If you don't care, as you stated, then why are you posting this with such vehemence and energy?


----------



## CaptainSaicin (Jul 11, 2007)

Summercat said:
			
		

> If you don't care, as you stated, then why are you posting this with such vehemence and energy?



*I'M SORRY, I GUESS ACCENTUATING KEY WORDS TO SOLIDIFY MY POINT USING BOLD COUNTS AS VEHEMENCE AND ENERGY. TO BE PERFECTLY HONEST, I DON'T CARE ABOUT THAT EITHER.*

I'm not here to prove anything, hence, as I've only stated five times now in this same thread, I'm not offering proof at the expense of my privacy.

I offered my opinion in the form of a satirical comment. I don't need proof of anything for my opinion to be valid. It's an opinion.

I gave an example of a reason I have my opinion, and you demand proof. Well guess what? I don't care if you believe me or not, and I don't have to prove anything.

And you're welcome to go looking through all the databases to try and find the public records of my friend. I'm not supplying you with anything to identify him with, though, because that would breach both his privacy and mine.

His records may be *public*, but that doesn't mean I'm obligated to point them out to you so you can find him. I am very experienced with tracking people down on the internet, and since I value my privacy and don't want to be tracked down myself, I will not be supplying any information you or anyone else could use to do that. End of story. You can insult me, argue with me and call me a liar until you're blue in the face, but it won't make me change my mind.

I don't care if you or anyone else can verify it, and I most certainly don't care about that more than I care about my privacy.


----------



## Summercat (Jul 12, 2007)

CaptainSaicin said:
			
		

> Summercat said:
> 
> 
> 
> ...




Yup. Quite a bit of vehemnce and energy about something you claim, once again, to not care about.

Lets see... 

You say you don't need to offer proof for your opinion. Yet you stated as fact that your friend got arrested and charged with looking at hentai and hentai alone. That's not an opinion, that's a statement. Statements need facts to be proven, else the person stating it is either LIEING or going by second-hand sources and shouldn't be using that as an example.

You are not oblidged to point out his records, yes... but at the same time, it is not unreasonable for us to ask for them when you use it as a *statement of fact* during a dicussion/arguement. It is a bit unreasonable for you to say something as fact, then when asked for evidence, say "I can't do that."  If this WAS a court, you'd be in contempt and the 'evidence' would be thrown out.

You are not here to prove anything... you say as you started this thread and argued throughout the course of it. 

I hear the House of Pancakes is looking for a new waffle cook, you need a job?

Short task 1 =>
Return the stretch of the forum thread from "His records may" through "about my privacy.", copied word for word.
Short task 2 =>
Pick up the forum thread where it stops and write what follows.

Raw records =>

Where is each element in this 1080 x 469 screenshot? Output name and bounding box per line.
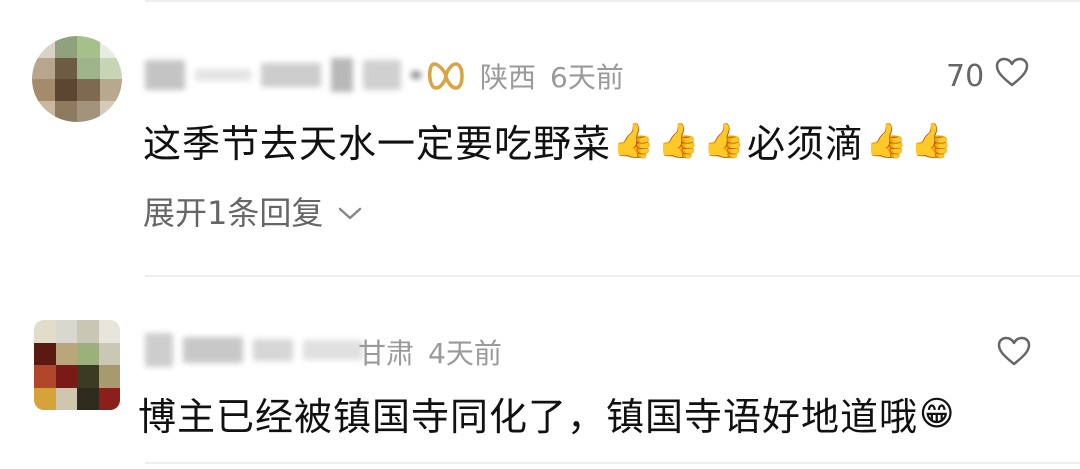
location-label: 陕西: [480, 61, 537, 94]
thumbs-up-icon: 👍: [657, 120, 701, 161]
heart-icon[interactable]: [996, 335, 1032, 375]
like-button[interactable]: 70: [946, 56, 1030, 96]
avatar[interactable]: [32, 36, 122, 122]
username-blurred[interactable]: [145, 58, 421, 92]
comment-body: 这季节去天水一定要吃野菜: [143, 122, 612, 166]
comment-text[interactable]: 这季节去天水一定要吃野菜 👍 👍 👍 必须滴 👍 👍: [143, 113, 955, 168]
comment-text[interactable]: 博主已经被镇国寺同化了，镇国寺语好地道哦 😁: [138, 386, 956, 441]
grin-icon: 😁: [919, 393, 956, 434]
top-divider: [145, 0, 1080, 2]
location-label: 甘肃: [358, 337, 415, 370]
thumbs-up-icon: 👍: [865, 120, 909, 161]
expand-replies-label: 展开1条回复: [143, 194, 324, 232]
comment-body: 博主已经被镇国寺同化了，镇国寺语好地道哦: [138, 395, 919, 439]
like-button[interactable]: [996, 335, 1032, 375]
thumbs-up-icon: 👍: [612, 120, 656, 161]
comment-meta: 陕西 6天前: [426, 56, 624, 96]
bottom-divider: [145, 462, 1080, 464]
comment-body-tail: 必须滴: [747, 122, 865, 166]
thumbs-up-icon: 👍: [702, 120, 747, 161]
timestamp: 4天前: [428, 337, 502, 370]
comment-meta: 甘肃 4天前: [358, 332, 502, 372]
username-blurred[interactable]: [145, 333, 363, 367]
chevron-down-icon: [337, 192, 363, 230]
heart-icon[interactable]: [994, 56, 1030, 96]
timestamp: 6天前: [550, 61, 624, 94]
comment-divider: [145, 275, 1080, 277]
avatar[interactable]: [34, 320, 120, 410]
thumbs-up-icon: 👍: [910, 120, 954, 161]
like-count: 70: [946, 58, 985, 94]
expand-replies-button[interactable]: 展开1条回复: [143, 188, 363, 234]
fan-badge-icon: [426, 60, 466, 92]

Exercise response 1 =>
His records may be *public*, but that doesn't mean I'm obligated to point them out to you so you can find him. I am very experienced with tracking people down on the internet, and since I value my privacy and don't want to be tracked down myself, I will not be supplying any information you or anyone else could use to do that. End of story. You can insult me, argue with me and call me a liar until you're blue in the face, but it won't make me change my mind.

I don't care if you or anyone else can verify it, and I most certainly don't care about that more than I care about my privacy.

Exercise response 2 =>
And if anything you've used was satire and not ironic acerbic commentary, well, congrats, you've managed to get it over my head. And I thought I was capable of understanding such subtletys... Clearly I must be in the presence of a master, who has managed to hide all traces of it.

But I digress.

If you care more about both your friend's and your own's privacy, well... Why in the name of the seven hells did you bring up a personal matter as an example in an arguement?


----------



## CaptainSaicin (Jul 12, 2007)

I never once said it was unreasonable for you to ask proof. What I did say, was it was unreasonable for you to continue demanding it every other post after I'd already said no. I asked you in so many words to drop it, and yet you persist at every post.



			
				summercat said:
			
		

> Statements need facts to be proven, else the person stating it is either LIEING or going by second-hand sources and shouldn't be using that as an example.



I demand proof that the WTC was brought down by terrorists. If you can't prove this, then you have no right to disagree with me when I say it was brought down by jews.

I demand proof that you are 21. If you can't post a scan of your passport or at least 2 forms of photo ID, then you're lying in your profile.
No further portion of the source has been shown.